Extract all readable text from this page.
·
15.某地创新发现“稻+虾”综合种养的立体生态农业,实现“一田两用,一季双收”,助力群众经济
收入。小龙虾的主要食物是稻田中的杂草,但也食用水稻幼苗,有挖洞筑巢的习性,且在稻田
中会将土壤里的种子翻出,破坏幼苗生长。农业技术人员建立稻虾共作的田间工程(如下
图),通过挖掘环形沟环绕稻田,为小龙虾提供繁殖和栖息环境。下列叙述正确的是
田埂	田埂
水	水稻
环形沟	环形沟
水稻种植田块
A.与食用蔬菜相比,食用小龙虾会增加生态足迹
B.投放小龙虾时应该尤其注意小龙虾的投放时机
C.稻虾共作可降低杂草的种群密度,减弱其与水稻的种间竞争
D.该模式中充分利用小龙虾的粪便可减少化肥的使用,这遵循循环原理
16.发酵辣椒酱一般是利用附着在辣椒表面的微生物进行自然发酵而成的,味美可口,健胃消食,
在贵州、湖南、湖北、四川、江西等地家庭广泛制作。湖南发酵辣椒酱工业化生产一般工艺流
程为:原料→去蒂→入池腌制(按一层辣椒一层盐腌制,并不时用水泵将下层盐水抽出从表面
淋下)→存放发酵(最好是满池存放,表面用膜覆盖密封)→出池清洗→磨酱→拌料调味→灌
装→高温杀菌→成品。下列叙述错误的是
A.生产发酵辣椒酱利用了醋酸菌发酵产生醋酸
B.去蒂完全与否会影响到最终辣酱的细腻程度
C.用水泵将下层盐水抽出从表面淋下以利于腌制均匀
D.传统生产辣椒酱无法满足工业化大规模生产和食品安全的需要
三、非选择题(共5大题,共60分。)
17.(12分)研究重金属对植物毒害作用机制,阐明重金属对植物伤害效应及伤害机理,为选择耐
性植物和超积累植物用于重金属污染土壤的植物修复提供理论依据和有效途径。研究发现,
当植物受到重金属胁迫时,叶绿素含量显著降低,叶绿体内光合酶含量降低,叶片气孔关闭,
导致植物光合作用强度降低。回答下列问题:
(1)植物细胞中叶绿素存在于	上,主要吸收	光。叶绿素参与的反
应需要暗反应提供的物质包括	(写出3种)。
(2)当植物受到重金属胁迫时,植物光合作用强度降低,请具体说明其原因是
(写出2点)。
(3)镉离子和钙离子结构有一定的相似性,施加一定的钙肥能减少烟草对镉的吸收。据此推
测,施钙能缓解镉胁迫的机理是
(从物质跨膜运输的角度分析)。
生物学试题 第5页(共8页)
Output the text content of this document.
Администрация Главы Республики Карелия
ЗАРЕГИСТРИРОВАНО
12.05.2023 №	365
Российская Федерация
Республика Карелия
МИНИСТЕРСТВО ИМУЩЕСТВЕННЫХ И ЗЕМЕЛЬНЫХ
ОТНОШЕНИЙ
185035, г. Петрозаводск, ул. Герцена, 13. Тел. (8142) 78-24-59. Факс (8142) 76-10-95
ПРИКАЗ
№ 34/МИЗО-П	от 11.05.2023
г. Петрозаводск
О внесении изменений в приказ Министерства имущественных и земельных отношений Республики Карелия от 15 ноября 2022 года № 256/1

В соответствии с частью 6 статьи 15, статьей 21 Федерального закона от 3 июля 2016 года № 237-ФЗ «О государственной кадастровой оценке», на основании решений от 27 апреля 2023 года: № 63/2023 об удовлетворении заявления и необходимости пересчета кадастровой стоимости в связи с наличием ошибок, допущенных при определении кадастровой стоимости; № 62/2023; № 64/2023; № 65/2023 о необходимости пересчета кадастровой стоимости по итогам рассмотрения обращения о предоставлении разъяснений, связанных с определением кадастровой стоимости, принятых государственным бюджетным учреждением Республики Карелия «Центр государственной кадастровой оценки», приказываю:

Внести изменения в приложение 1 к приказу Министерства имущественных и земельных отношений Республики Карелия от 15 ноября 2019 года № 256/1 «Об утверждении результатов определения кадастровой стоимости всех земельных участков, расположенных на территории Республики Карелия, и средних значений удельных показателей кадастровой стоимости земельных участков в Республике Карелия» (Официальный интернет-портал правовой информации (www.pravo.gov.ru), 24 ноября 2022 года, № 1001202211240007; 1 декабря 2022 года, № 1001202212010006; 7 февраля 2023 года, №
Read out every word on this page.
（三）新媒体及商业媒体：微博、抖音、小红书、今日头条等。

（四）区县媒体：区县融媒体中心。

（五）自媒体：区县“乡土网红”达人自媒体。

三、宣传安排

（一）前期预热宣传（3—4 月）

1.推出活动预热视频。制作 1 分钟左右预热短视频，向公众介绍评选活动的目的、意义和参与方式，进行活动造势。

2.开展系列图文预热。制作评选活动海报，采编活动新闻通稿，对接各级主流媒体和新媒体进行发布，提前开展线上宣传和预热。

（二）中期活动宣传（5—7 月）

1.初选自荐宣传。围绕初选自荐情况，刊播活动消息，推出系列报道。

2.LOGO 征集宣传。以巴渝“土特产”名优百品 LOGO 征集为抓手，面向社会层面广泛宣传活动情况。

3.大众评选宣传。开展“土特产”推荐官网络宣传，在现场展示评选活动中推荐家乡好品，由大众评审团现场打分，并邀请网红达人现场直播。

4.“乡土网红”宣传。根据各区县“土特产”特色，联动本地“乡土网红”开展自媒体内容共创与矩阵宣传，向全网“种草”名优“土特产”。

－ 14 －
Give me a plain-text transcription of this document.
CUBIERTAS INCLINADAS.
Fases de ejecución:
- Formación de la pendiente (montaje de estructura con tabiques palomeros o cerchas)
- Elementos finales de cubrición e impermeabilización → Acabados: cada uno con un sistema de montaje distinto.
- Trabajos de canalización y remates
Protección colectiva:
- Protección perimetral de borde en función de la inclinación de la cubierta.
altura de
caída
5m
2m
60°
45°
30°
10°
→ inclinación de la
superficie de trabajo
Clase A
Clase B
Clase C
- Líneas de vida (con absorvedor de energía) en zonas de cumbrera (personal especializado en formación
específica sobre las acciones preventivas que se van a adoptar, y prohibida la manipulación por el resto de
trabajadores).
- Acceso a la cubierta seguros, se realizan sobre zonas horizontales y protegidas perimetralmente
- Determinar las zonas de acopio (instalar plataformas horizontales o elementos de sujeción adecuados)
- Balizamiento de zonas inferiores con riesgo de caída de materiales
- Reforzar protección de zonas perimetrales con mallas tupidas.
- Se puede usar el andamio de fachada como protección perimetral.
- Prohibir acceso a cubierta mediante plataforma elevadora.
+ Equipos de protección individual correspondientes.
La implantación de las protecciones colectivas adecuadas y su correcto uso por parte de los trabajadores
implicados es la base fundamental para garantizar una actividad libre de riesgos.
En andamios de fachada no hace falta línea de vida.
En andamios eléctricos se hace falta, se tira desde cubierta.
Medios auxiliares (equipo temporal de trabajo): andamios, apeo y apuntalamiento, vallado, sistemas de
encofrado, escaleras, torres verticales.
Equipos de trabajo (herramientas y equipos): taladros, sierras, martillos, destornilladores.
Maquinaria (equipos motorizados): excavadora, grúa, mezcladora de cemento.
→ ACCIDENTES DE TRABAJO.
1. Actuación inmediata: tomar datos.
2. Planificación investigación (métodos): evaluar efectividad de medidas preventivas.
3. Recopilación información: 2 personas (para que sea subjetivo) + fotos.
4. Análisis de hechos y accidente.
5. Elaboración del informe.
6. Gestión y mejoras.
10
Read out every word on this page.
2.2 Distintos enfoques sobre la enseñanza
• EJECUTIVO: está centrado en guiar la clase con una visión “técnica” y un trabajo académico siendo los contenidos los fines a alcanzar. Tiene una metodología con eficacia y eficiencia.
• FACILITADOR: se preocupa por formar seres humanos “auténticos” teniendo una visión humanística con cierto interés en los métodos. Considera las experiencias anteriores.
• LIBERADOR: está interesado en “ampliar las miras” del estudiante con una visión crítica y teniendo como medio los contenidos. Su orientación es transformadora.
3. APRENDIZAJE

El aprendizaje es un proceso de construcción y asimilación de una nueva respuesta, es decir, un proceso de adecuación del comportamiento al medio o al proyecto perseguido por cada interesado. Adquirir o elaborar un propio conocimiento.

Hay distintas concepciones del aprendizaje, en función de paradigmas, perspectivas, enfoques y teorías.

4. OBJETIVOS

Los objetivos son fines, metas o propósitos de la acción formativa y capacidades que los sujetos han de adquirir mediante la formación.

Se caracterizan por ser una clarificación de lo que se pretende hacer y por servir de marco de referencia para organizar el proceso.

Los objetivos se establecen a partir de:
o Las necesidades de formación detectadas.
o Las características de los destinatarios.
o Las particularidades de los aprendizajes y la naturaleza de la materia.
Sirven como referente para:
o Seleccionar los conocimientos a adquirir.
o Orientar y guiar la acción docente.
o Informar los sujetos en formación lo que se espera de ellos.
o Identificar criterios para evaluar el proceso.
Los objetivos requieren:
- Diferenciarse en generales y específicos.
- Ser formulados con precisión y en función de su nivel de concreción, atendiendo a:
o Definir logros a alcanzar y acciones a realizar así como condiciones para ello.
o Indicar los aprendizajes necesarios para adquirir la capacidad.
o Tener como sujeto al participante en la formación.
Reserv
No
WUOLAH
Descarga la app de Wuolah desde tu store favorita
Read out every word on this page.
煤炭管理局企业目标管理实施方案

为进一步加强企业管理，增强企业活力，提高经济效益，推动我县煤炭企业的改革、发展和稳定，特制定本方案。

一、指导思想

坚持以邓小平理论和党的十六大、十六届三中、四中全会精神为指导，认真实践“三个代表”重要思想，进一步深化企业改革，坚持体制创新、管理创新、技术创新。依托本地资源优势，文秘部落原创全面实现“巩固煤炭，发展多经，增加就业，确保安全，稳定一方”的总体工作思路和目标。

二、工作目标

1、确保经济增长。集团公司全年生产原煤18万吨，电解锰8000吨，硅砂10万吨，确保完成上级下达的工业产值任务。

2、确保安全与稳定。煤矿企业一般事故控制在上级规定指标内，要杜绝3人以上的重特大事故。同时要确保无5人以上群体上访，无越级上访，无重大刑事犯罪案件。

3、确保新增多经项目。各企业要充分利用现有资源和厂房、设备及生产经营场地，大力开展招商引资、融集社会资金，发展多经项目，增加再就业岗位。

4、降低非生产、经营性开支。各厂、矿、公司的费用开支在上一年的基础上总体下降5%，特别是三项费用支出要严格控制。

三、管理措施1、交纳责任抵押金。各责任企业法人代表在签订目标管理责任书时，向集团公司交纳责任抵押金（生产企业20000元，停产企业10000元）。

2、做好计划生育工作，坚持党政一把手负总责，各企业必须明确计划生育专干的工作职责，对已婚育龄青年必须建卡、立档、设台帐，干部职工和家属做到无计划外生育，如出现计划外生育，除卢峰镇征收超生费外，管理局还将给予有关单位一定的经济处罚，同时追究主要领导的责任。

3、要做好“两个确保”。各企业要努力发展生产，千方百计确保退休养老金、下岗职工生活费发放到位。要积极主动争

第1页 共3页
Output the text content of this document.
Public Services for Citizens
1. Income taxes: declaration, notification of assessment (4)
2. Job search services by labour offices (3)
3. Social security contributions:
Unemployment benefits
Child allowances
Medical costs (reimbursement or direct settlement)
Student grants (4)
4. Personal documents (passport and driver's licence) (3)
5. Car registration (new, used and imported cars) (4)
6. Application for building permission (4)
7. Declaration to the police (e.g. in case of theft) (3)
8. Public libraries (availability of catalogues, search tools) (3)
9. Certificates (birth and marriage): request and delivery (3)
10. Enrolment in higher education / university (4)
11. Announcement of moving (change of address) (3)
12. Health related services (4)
• • •
## WORK TO DO
Pick out each line that holds the string "乡土网红".

## REPLY
（五）自媒体：区县“乡土网红”达人自媒体。
4.“乡土网红”宣传。根据各区县“土特产”特色，联动本地“乡土网红”开展自媒体内容共创与矩阵宣传，向全网“种草”名优“土特产”。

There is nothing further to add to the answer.